__What you should do__
Copy the lines holding the word "fonction", all of them.

Saved entries
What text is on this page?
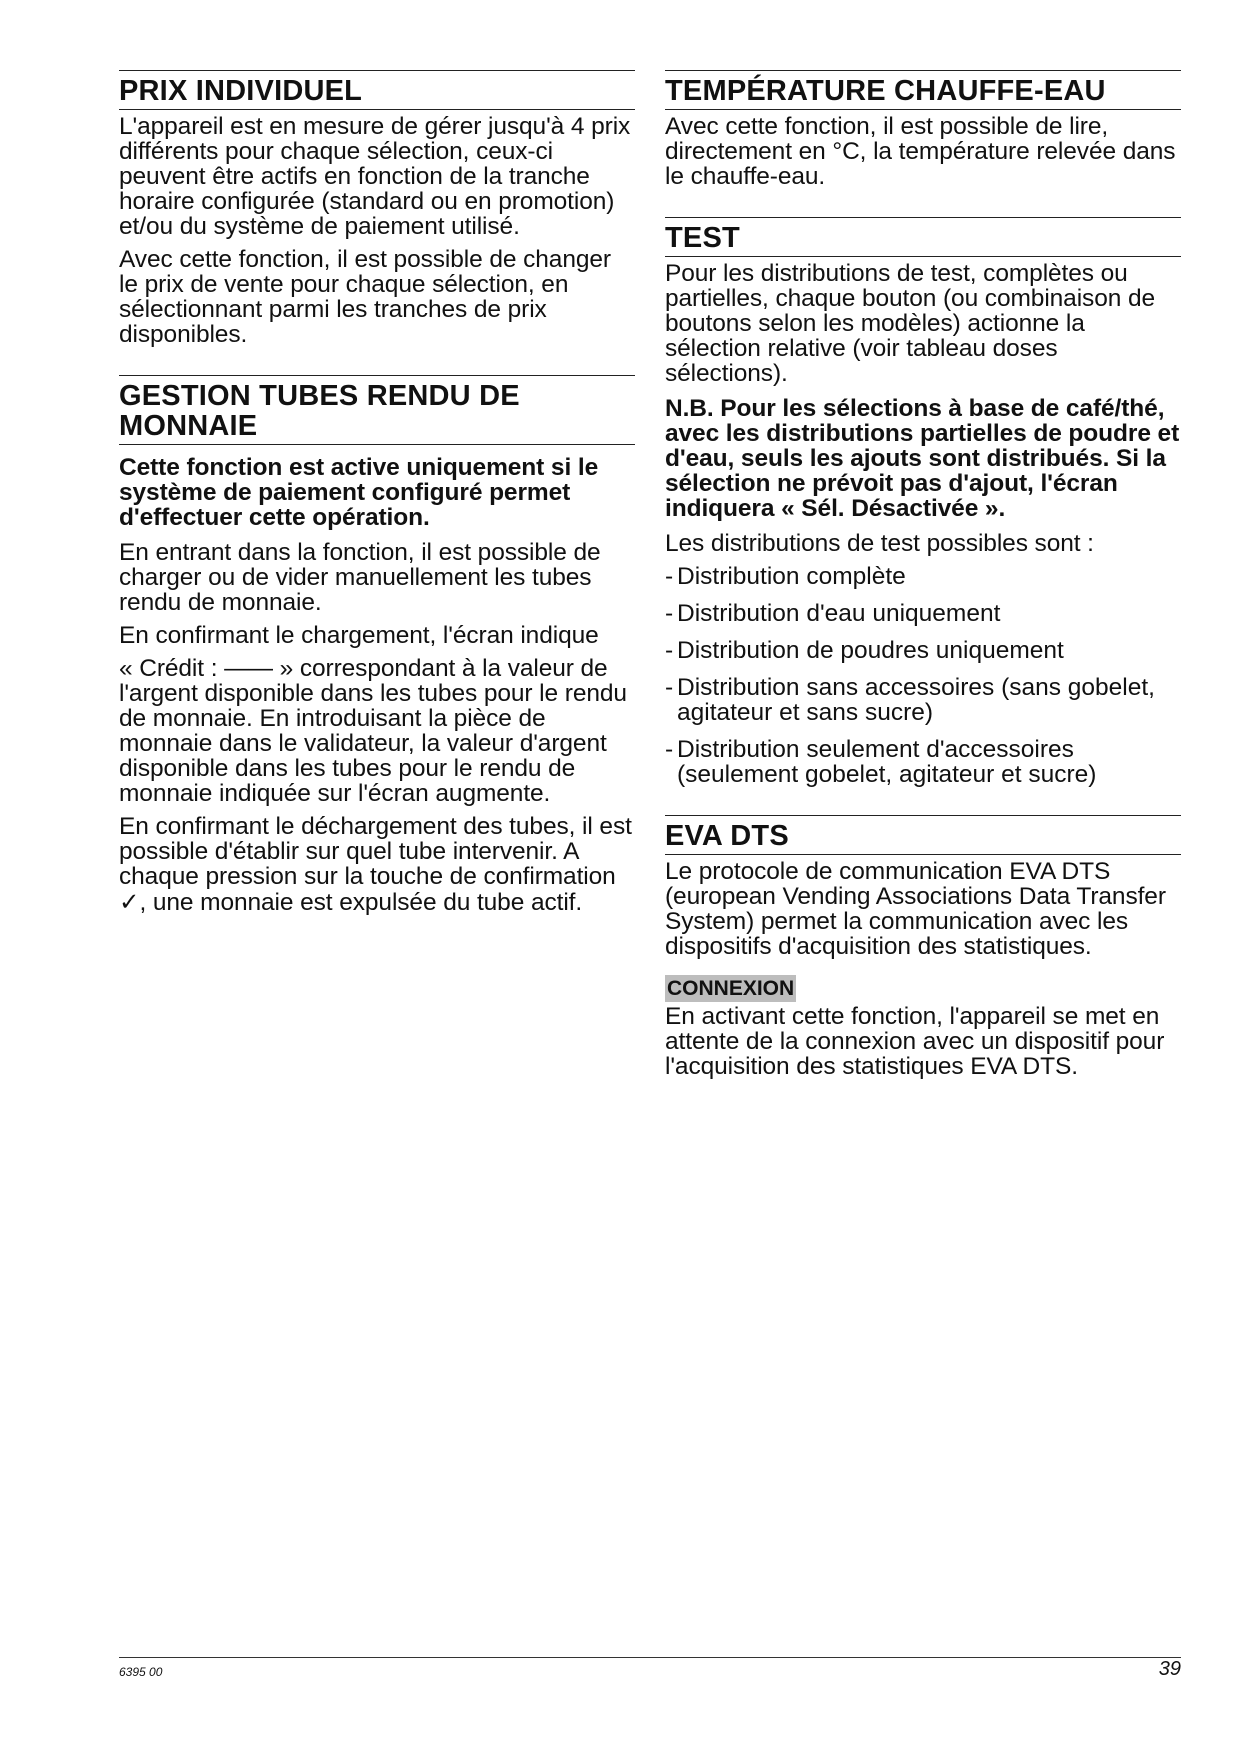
PRIX INDIVIDUEL

L'appareil est en mesure de gérer jusqu'à 4 prix différents pour chaque sélection, ceux-ci peuvent être actifs en fonction de la tranche horaire configurée (standard ou en promotion) et/ou du système de paiement utilisé.

Avec cette fonction, il est possible de changer le prix de vente pour chaque sélection, en sélectionnant parmi les tranches de prix disponibles.

GESTION TUBES RENDU DE MONNAIE

Cette fonction est active uniquement si le système de paiement configuré permet d'effectuer cette opération.

En entrant dans la fonction, il est possible de charger ou de vider manuellement les tubes rendu de monnaie.

En confirmant le chargement, l'écran indique

« Crédit : —— » correspondant à la valeur de l'argent disponible dans les tubes pour le rendu de monnaie. En introduisant la pièce de monnaie dans le validateur, la valeur d'argent disponible dans les tubes pour le rendu de monnaie indiquée sur l'écran augmente.

En confirmant le déchargement des tubes, il est possible d'établir sur quel tube intervenir. A chaque pression sur la touche de confirmation ✓, une monnaie est expulsée du tube actif.

TEMPÉRATURE CHAUFFE-EAU

Avec cette fonction, il est possible de lire, directement en °C, la température relevée dans le chauffe-eau.

TEST

Pour les distributions de test, complètes ou partielles, chaque bouton (ou combinaison de boutons selon les modèles) actionne la sélection relative (voir tableau doses sélections).

N.B. Pour les sélections à base de café/thé, avec les distributions partielles de poudre et d'eau, seuls les ajouts sont distribués. Si la sélection ne prévoit pas d'ajout, l'écran indiquera « Sél. Désactivée ».

Les distributions de test possibles sont :

- Distribution complète
- Distribution d'eau uniquement
- Distribution de poudres uniquement
- Distribution sans accessoires (sans gobelet, agitateur et sans sucre)
- Distribution seulement d'accessoires (seulement gobelet, agitateur et sucre)
EVA DTS

Le protocole de communication EVA DTS (european Vending Associations Data Transfer System) permet la communication avec les dispositifs d'acquisition des statistiques.

CONNEXION

En activant cette fonction, l'appareil se met en attente de la connexion avec un dispositif pour l'acquisition des statistiques EVA DTS.

6395 00	39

__Solution to the problem__
L'appareil est en mesure de gérer jusqu'à 4 prix différents pour chaque sélection, ceux-ci peuvent être actifs en fonction de la tranche horaire configurée (standard ou en promotion) et/ou du système de paiement utilisé.
Avec cette fonction, il est possible de changer le prix de vente pour chaque sélection, en sélectionnant parmi les tranches de prix disponibles.
Cette fonction est active uniquement si le système de paiement configuré permet d'effectuer cette opération.
En entrant dans la fonction, il est possible de charger ou de vider manuellement les tubes rendu de monnaie.
Avec cette fonction, il est possible de lire, directement en °C, la température relevée dans le chauffe-eau.
En activant cette fonction, l'appareil se met en attente de la connexion avec un dispositif pour l'acquisition des statistiques EVA DTS.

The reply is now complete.